┌──

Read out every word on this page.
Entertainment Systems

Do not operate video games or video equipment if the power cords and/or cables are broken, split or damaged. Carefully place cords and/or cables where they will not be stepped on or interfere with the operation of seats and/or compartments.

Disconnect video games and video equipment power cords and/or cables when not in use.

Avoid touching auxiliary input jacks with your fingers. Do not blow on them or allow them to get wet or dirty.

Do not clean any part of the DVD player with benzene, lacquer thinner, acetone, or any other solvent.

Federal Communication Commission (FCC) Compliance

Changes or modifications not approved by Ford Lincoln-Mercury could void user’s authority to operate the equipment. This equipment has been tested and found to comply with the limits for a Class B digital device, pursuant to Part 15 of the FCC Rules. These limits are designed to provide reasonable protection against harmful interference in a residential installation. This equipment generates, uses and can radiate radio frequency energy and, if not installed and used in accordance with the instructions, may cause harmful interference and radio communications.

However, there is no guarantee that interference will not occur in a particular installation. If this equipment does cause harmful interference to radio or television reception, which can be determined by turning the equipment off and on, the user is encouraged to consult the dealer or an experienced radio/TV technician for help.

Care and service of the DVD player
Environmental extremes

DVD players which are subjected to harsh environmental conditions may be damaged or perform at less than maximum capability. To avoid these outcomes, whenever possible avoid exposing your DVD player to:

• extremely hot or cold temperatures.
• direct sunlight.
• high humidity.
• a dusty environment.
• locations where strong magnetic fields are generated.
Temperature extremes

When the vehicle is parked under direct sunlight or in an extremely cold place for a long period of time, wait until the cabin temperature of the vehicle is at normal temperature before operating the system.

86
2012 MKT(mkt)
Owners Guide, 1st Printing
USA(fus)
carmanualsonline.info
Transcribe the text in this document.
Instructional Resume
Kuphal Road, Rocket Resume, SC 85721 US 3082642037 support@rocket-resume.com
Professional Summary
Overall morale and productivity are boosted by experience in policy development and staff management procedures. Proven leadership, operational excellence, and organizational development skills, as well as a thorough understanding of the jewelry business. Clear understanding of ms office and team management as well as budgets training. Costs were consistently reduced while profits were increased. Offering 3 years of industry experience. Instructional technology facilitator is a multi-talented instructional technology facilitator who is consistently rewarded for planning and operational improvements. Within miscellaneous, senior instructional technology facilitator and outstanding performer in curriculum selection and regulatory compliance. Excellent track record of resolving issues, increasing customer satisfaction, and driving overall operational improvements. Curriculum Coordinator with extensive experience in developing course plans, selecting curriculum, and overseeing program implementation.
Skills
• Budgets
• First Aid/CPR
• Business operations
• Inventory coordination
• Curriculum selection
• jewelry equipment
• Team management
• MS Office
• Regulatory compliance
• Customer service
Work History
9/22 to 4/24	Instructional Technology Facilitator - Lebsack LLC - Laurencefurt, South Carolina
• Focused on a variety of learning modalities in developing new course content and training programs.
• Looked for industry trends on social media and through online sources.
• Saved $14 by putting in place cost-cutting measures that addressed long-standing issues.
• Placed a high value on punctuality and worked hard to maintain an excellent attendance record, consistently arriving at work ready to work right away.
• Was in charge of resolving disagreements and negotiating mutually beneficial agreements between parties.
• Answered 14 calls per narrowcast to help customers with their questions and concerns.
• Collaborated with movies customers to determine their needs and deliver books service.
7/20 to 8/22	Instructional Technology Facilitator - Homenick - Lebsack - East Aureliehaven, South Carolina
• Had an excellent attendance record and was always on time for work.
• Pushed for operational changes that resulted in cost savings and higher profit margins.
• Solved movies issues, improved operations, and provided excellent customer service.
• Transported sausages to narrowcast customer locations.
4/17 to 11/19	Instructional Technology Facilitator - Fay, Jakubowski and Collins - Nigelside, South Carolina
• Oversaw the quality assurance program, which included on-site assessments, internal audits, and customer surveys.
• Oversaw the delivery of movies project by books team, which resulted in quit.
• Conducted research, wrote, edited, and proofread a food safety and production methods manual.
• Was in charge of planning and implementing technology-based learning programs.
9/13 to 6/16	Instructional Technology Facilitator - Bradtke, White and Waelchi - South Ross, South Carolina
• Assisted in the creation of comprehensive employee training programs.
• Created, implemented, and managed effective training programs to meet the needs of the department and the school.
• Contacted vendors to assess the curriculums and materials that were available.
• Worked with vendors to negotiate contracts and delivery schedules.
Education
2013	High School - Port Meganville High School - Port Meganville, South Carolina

└──

The records above need to be transcribed in full. Keep every character unchanged.

Read out every word on this page.
Entertainment Systems

Do not operate video games or video equipment if the power cords and/or cables are broken, split or damaged. Carefully place cords and/or cables where they will not be stepped on or interfere with the operation of seats and/or compartments.

Disconnect video games and video equipment power cords and/or cables when not in use.

Avoid touching auxiliary input jacks with your fingers. Do not blow on them or allow them to get wet or dirty.

Do not clean any part of the DVD player with benzene, lacquer thinner, acetone, or any other solvent.

Federal Communication Commission (FCC) Compliance

Changes or modifications not approved by Ford Lincoln-Mercury could void user’s authority to operate the equipment. This equipment has been tested and found to comply with the limits for a Class B digital device, pursuant to Part 15 of the FCC Rules. These limits are designed to provide reasonable protection against harmful interference in a residential installation. This equipment generates, uses and can radiate radio frequency energy and, if not installed and used in accordance with the instructions, may cause harmful interference and radio communications.

However, there is no guarantee that interference will not occur in a particular installation. If this equipment does cause harmful interference to radio or television reception, which can be determined by turning the equipment off and on, the user is encouraged to consult the dealer or an experienced radio/TV technician for help.

Care and service of the DVD player
Environmental extremes

DVD players which are subjected to harsh environmental conditions may be damaged or perform at less than maximum capability. To avoid these outcomes, whenever possible avoid exposing your DVD player to:

• extremely hot or cold temperatures.
• direct sunlight.
• high humidity.
• a dusty environment.
• locations where strong magnetic fields are generated.
Temperature extremes

When the vehicle is parked under direct sunlight or in an extremely cold place for a long period of time, wait until the cabin temperature of the vehicle is at normal temperature before operating the system.

86
2012 MKT(mkt)
Owners Guide, 1st Printing
USA(fus)
carmanualsonline.info
Transcribe the text in this document.
Instructional Resume
Kuphal Road, Rocket Resume, SC 85721 US 3082642037 support@rocket-resume.com
Professional Summary
Overall morale and productivity are boosted by experience in policy development and staff management procedures. Proven leadership, operational excellence, and organizational development skills, as well as a thorough understanding of the jewelry business. Clear understanding of ms office and team management as well as budgets training. Costs were consistently reduced while profits were increased. Offering 3 years of industry experience. Instructional technology facilitator is a multi-talented instructional technology facilitator who is consistently rewarded for planning and operational improvements. Within miscellaneous, senior instructional technology facilitator and outstanding performer in curriculum selection and regulatory compliance. Excellent track record of resolving issues, increasing customer satisfaction, and driving overall operational improvements. Curriculum Coordinator with extensive experience in developing course plans, selecting curriculum, and overseeing program implementation.
Skills
• Budgets
• First Aid/CPR
• Business operations
• Inventory coordination
• Curriculum selection
• jewelry equipment
• Team management
• MS Office
• Regulatory compliance
• Customer service
Work History
9/22 to 4/24	Instructional Technology Facilitator - Lebsack LLC - Laurencefurt, South Carolina
• Focused on a variety of learning modalities in developing new course content and training programs.
• Looked for industry trends on social media and through online sources.
• Saved $14 by putting in place cost-cutting measures that addressed long-standing issues.
• Placed a high value on punctuality and worked hard to maintain an excellent attendance record, consistently arriving at work ready to work right away.
• Was in charge of resolving disagreements and negotiating mutually beneficial agreements between parties.
• Answered 14 calls per narrowcast to help customers with their questions and concerns.
• Collaborated with movies customers to determine their needs and deliver books service.
7/20 to 8/22	Instructional Technology Facilitator - Homenick - Lebsack - East Aureliehaven, South Carolina
• Had an excellent attendance record and was always on time for work.
• Pushed for operational changes that resulted in cost savings and higher profit margins.
• Solved movies issues, improved operations, and provided excellent customer service.
• Transported sausages to narrowcast customer locations.
4/17 to 11/19	Instructional Technology Facilitator - Fay, Jakubowski and Collins - Nigelside, South Carolina
• Oversaw the quality assurance program, which included on-site assessments, internal audits, and customer surveys.
• Oversaw the delivery of movies project by books team, which resulted in quit.
• Conducted research, wrote, edited, and proofread a food safety and production methods manual.
• Was in charge of planning and implementing technology-based learning programs.
9/13 to 6/16	Instructional Technology Facilitator - Bradtke, White and Waelchi - South Ross, South Carolina
• Assisted in the creation of comprehensive employee training programs.
• Created, implemented, and managed effective training programs to meet the needs of the department and the school.
• Contacted vendors to assess the curriculums and materials that were available.
• Worked with vendors to negotiate contracts and delivery schedules.
Education
2013	High School - Port Meganville High School - Port Meganville, South Carolina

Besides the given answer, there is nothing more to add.